§ STATED PROBLEM:
Show every line below where "such" can be found.

§ RAW RECORDS:
+++
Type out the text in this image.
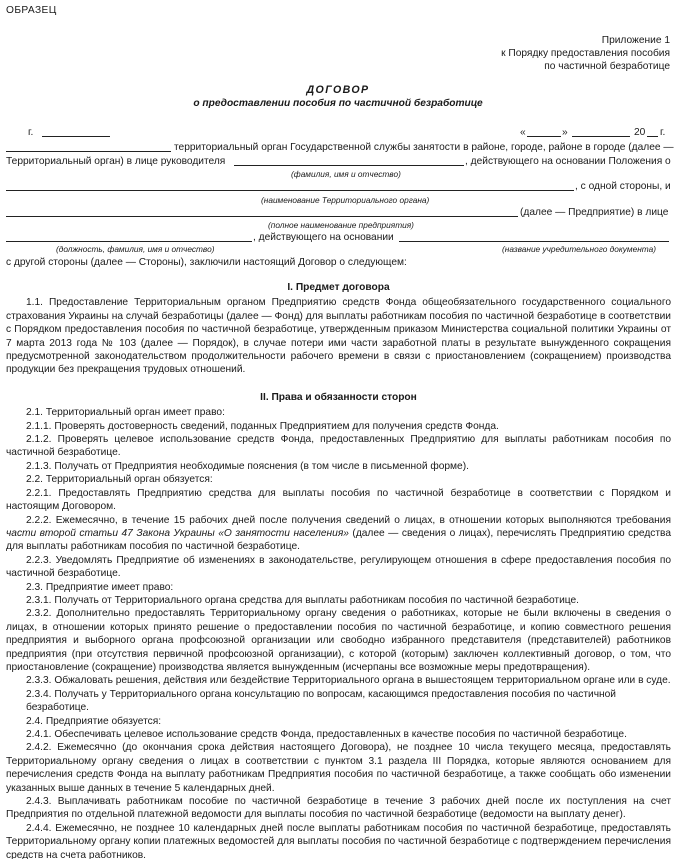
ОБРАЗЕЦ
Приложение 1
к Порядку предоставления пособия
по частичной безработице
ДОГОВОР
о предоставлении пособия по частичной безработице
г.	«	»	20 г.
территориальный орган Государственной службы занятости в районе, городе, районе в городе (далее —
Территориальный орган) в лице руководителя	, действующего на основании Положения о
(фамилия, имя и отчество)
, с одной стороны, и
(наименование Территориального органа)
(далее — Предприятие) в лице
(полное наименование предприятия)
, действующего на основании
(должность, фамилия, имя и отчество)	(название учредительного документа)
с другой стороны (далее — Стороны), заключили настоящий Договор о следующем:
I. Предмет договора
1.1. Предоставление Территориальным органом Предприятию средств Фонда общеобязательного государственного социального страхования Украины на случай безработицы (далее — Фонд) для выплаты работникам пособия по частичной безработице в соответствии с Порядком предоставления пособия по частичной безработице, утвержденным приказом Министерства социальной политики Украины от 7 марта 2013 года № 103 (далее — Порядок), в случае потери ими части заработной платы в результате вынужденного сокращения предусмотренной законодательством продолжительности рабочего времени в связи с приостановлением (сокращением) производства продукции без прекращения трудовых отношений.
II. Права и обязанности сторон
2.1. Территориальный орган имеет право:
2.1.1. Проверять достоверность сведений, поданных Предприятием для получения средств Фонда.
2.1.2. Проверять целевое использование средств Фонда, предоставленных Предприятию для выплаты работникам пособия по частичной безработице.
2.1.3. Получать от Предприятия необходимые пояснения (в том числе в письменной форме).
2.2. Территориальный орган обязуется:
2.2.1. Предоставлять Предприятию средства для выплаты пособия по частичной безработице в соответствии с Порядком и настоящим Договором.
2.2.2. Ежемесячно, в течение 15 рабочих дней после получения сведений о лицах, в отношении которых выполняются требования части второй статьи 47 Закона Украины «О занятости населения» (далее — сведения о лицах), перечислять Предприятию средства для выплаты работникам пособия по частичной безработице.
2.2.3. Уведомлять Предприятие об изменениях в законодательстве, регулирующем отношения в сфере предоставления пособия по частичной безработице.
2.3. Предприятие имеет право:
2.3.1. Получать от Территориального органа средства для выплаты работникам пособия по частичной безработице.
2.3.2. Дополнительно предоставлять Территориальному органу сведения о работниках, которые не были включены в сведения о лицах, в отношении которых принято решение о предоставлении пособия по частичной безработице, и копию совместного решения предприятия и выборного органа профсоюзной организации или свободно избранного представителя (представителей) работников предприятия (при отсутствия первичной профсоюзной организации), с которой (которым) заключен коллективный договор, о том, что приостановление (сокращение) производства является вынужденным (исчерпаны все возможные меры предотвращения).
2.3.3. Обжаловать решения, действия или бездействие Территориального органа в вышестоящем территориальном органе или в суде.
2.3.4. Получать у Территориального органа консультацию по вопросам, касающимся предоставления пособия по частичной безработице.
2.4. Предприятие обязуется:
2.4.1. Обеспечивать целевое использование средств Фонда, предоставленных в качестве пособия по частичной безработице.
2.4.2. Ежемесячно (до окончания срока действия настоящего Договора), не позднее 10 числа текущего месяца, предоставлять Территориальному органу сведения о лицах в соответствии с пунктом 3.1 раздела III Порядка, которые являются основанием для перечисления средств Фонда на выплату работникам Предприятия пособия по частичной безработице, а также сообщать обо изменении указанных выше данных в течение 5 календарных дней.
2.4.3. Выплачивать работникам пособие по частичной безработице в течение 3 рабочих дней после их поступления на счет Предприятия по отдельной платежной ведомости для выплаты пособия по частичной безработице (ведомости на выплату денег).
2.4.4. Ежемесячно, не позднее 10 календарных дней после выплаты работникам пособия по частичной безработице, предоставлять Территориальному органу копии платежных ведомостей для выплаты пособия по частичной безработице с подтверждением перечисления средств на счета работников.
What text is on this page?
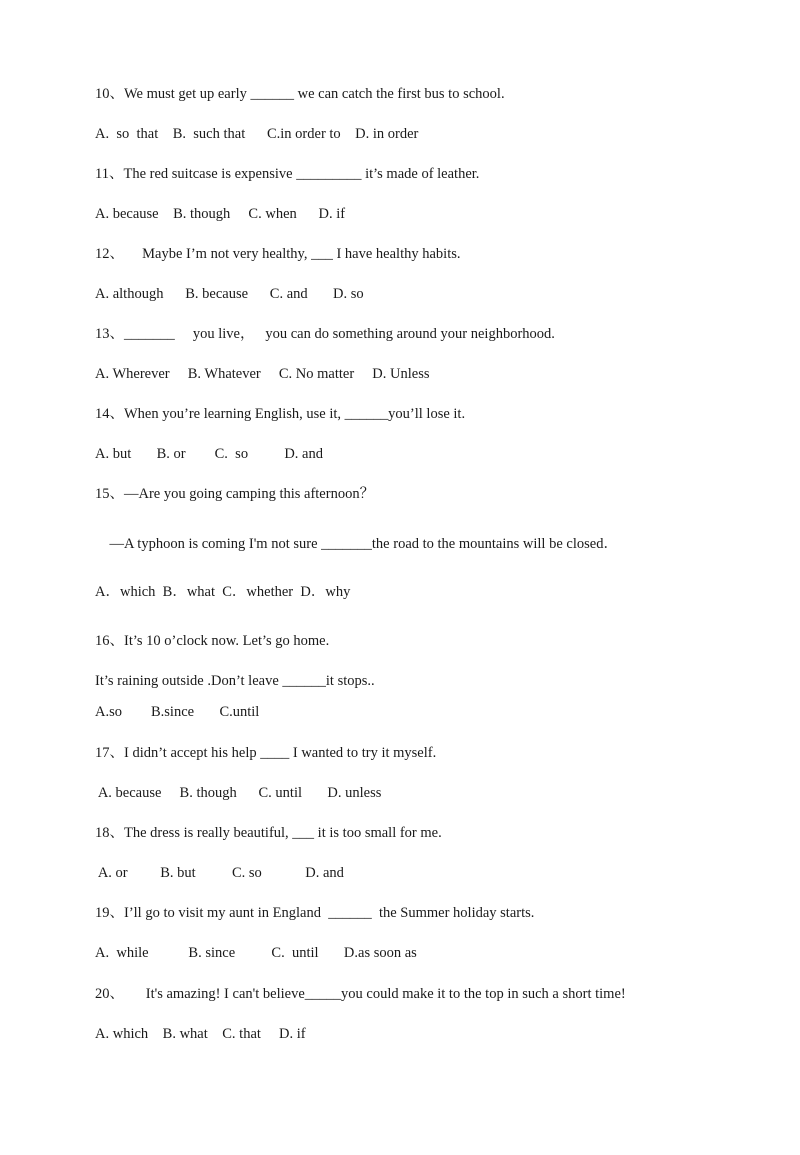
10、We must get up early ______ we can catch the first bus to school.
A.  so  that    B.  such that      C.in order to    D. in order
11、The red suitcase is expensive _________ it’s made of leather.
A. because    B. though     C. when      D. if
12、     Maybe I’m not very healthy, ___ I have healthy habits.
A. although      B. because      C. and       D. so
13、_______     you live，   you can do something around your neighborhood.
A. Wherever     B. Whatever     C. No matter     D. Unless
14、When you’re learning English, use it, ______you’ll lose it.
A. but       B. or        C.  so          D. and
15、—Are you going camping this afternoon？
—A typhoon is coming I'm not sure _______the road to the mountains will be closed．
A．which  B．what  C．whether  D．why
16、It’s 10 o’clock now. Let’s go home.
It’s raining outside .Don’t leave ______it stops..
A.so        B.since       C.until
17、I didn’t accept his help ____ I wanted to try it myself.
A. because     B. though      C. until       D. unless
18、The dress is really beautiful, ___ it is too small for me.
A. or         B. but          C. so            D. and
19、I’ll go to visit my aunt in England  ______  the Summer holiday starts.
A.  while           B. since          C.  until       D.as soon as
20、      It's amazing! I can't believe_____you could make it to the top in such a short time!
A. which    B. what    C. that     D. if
+++
§ COMPLETED EXERCISE:
A.  so  that    B.  such that      C.in order to    D. in order
20、      It's amazing! I can't believe_____you could make it to the top in such a short time!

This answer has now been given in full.